═══ STORED DATA ═══

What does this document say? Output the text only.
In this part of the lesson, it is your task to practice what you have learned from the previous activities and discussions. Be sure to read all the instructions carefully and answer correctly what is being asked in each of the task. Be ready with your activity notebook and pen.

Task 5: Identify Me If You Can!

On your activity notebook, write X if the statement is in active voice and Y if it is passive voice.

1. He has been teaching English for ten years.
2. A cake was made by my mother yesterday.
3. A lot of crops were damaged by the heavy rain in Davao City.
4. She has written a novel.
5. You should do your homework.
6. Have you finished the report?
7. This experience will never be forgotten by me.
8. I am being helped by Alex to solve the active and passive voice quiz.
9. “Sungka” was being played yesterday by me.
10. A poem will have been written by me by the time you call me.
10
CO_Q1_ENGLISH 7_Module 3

═══

EXERCISE INSTRUCTIONS: Write every entry out again exactly.

FINISHED EXERCISE:
What does this document say? Output the text only.
In this part of the lesson, it is your task to practice what you have learned from the previous activities and discussions. Be sure to read all the instructions carefully and answer correctly what is being asked in each of the task. Be ready with your activity notebook and pen.

Task 5: Identify Me If You Can!

On your activity notebook, write X if the statement is in active voice and Y if it is passive voice.

1. He has been teaching English for ten years.
2. A cake was made by my mother yesterday.
3. A lot of crops were damaged by the heavy rain in Davao City.
4. She has written a novel.
5. You should do your homework.
6. Have you finished the report?
7. This experience will never be forgotten by me.
8. I am being helped by Alex to solve the active and passive voice quiz.
9. “Sungka” was being played yesterday by me.
10. A poem will have been written by me by the time you call me.
10
CO_Q1_ENGLISH 7_Module 3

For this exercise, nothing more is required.